**Requirements:** Sort through the entries below and pull out lines containing the word "name".

──────── Raw data ────────

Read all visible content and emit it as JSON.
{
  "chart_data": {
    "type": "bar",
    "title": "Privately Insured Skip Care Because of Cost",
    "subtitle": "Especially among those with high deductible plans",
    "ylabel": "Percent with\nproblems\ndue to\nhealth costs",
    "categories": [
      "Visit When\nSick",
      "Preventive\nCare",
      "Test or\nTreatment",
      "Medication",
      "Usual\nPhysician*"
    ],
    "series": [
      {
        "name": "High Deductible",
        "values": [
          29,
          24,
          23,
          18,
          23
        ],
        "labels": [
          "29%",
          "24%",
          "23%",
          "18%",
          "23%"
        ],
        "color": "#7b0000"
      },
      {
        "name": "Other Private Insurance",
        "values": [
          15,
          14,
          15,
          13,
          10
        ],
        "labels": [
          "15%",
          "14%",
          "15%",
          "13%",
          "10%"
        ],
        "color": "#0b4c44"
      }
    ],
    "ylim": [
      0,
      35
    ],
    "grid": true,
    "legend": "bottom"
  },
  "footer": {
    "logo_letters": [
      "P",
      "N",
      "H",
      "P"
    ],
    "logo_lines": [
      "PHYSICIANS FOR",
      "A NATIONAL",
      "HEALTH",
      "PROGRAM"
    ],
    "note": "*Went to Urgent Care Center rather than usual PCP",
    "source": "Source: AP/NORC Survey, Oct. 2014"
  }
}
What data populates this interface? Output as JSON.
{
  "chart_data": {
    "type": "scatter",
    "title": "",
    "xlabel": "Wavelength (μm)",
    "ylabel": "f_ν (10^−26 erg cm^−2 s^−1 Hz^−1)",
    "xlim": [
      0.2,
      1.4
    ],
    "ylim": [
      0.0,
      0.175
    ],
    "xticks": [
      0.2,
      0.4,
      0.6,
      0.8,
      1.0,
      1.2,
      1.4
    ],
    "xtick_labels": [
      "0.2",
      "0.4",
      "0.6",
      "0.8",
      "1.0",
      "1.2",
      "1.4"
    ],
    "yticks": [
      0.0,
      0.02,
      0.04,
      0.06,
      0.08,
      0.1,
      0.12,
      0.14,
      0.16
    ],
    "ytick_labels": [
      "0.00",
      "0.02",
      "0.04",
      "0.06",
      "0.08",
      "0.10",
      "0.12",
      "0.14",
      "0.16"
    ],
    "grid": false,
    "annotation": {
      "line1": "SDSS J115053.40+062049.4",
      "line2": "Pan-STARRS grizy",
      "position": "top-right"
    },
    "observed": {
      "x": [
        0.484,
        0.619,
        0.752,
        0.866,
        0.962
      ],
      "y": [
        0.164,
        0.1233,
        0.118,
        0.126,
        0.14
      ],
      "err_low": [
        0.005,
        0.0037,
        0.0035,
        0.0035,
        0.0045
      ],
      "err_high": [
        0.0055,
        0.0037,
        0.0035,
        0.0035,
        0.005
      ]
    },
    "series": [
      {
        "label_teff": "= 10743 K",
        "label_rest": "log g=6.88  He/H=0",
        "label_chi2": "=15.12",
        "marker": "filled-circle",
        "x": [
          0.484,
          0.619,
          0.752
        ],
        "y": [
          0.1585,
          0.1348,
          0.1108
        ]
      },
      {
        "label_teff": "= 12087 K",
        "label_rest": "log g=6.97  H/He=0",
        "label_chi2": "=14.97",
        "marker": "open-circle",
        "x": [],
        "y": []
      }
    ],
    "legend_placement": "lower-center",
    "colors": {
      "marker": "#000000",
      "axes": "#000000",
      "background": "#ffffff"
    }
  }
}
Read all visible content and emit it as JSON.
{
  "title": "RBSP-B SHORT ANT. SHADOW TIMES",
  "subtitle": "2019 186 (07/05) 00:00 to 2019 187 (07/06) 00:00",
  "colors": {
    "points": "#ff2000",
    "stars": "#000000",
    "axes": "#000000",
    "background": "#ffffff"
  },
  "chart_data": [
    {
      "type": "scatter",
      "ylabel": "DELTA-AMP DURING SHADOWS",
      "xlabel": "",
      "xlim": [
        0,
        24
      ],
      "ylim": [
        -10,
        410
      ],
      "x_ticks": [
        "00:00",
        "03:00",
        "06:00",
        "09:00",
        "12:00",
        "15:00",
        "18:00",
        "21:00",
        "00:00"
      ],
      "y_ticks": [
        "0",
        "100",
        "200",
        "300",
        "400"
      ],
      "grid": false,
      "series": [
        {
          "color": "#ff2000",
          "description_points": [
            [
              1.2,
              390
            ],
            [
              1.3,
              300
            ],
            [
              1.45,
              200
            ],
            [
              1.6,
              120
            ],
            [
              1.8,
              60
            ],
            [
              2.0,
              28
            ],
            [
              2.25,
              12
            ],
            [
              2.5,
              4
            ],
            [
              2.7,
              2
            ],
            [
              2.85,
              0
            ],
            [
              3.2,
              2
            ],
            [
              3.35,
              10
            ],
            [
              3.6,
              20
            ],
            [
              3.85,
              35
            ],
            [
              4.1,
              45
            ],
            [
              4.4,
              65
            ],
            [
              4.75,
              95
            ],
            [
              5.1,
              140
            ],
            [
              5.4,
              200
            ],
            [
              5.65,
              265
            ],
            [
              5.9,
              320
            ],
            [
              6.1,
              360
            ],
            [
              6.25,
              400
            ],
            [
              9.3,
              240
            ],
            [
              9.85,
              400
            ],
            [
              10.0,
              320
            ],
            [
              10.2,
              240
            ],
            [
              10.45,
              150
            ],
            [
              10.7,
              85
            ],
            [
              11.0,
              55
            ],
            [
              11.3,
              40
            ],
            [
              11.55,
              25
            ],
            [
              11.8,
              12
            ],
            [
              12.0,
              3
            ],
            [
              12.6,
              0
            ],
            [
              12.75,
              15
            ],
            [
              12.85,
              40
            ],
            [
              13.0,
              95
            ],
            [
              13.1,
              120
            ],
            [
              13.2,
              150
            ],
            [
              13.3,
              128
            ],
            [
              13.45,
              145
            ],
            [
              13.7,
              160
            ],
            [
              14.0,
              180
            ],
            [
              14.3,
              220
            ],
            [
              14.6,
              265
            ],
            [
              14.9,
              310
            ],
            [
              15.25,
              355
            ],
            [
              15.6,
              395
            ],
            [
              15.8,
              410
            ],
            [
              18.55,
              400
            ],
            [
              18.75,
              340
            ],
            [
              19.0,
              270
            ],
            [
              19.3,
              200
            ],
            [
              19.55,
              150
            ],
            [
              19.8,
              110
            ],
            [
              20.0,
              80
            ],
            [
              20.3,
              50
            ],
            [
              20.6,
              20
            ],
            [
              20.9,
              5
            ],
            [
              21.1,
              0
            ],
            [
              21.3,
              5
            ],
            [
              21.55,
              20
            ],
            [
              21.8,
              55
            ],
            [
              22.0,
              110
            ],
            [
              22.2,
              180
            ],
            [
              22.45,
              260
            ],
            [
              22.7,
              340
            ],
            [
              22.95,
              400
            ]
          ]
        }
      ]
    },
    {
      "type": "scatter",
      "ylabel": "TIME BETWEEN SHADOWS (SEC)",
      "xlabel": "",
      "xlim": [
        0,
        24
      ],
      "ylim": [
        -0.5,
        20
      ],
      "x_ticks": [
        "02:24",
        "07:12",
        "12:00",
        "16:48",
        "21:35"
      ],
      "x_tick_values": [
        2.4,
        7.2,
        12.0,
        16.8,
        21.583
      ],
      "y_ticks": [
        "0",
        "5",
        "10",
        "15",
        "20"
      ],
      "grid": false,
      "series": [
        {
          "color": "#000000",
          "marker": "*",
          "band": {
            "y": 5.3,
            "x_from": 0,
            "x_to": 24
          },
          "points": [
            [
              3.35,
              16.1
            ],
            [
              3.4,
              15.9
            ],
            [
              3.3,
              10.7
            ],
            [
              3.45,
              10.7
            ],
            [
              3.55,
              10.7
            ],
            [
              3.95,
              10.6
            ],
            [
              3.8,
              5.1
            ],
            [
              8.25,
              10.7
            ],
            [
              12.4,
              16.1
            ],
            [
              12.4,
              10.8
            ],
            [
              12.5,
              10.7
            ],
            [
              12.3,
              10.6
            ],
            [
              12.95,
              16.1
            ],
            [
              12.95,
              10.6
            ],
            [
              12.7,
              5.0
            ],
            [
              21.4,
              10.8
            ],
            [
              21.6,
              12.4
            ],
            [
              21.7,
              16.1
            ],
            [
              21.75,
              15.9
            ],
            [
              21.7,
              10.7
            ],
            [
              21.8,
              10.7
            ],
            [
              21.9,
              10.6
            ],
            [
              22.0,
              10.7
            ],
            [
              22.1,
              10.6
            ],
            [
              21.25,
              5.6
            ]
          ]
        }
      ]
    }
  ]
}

────────

**Solution:**
        "name": "High Deductible",
        "name": "Other Private Insurance",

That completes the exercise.